Stored rows:
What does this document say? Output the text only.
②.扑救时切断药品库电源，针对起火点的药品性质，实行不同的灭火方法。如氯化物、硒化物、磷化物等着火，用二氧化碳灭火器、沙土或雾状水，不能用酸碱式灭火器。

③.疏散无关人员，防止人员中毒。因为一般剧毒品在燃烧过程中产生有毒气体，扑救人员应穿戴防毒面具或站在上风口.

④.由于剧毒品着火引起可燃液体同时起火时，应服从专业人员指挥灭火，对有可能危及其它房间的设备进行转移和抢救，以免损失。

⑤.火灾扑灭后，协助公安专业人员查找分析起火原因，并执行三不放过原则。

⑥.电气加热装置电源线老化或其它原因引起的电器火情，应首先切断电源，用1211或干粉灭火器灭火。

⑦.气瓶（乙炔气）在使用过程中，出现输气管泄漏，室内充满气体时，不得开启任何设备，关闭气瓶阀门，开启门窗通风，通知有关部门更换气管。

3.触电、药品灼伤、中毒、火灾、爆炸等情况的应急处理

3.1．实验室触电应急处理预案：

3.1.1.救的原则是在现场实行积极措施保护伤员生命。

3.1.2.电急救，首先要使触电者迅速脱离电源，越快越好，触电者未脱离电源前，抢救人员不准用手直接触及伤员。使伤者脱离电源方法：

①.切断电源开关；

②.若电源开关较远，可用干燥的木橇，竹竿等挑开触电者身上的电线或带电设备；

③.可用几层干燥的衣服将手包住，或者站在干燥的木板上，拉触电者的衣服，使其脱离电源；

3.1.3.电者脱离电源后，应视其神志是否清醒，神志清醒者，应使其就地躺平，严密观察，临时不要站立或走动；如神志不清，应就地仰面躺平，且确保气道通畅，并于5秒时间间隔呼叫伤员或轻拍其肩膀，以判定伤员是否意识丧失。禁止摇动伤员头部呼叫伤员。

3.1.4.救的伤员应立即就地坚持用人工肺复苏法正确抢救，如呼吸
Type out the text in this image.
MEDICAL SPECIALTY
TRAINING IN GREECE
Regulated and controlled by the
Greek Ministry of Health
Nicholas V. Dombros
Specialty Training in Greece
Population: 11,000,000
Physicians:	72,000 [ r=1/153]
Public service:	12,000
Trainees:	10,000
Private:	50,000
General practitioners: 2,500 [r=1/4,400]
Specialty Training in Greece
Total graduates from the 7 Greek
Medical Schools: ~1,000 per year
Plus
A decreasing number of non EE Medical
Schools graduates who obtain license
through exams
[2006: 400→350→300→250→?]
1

Set exercise:
Reproduce the listing above word for word.

The output:
What does this document say? Output the text only.
②.扑救时切断药品库电源，针对起火点的药品性质，实行不同的灭火方法。如氯化物、硒化物、磷化物等着火，用二氧化碳灭火器、沙土或雾状水，不能用酸碱式灭火器。

③.疏散无关人员，防止人员中毒。因为一般剧毒品在燃烧过程中产生有毒气体，扑救人员应穿戴防毒面具或站在上风口.

④.由于剧毒品着火引起可燃液体同时起火时，应服从专业人员指挥灭火，对有可能危及其它房间的设备进行转移和抢救，以免损失。

⑤.火灾扑灭后，协助公安专业人员查找分析起火原因，并执行三不放过原则。

⑥.电气加热装置电源线老化或其它原因引起的电器火情，应首先切断电源，用1211或干粉灭火器灭火。

⑦.气瓶（乙炔气）在使用过程中，出现输气管泄漏，室内充满气体时，不得开启任何设备，关闭气瓶阀门，开启门窗通风，通知有关部门更换气管。

3.触电、药品灼伤、中毒、火灾、爆炸等情况的应急处理

3.1．实验室触电应急处理预案：

3.1.1.救的原则是在现场实行积极措施保护伤员生命。

3.1.2.电急救，首先要使触电者迅速脱离电源，越快越好，触电者未脱离电源前，抢救人员不准用手直接触及伤员。使伤者脱离电源方法：

①.切断电源开关；

②.若电源开关较远，可用干燥的木橇，竹竿等挑开触电者身上的电线或带电设备；

③.可用几层干燥的衣服将手包住，或者站在干燥的木板上，拉触电者的衣服，使其脱离电源；

3.1.3.电者脱离电源后，应视其神志是否清醒，神志清醒者，应使其就地躺平，严密观察，临时不要站立或走动；如神志不清，应就地仰面躺平，且确保气道通畅，并于5秒时间间隔呼叫伤员或轻拍其肩膀，以判定伤员是否意识丧失。禁止摇动伤员头部呼叫伤员。

3.1.4.救的伤员应立即就地坚持用人工肺复苏法正确抢救，如呼吸
Type out the text in this image.
MEDICAL SPECIALTY
TRAINING IN GREECE
Regulated and controlled by the
Greek Ministry of Health
Nicholas V. Dombros
Specialty Training in Greece
Population: 11,000,000
Physicians:	72,000 [ r=1/153]
Public service:	12,000
Trainees:	10,000
Private:	50,000
General practitioners: 2,500 [r=1/4,400]
Specialty Training in Greece
Total graduates from the 7 Greek
Medical Schools: ~1,000 per year
Plus
A decreasing number of non EE Medical
Schools graduates who obtain license
through exams
[2006: 400→350→300→250→?]
1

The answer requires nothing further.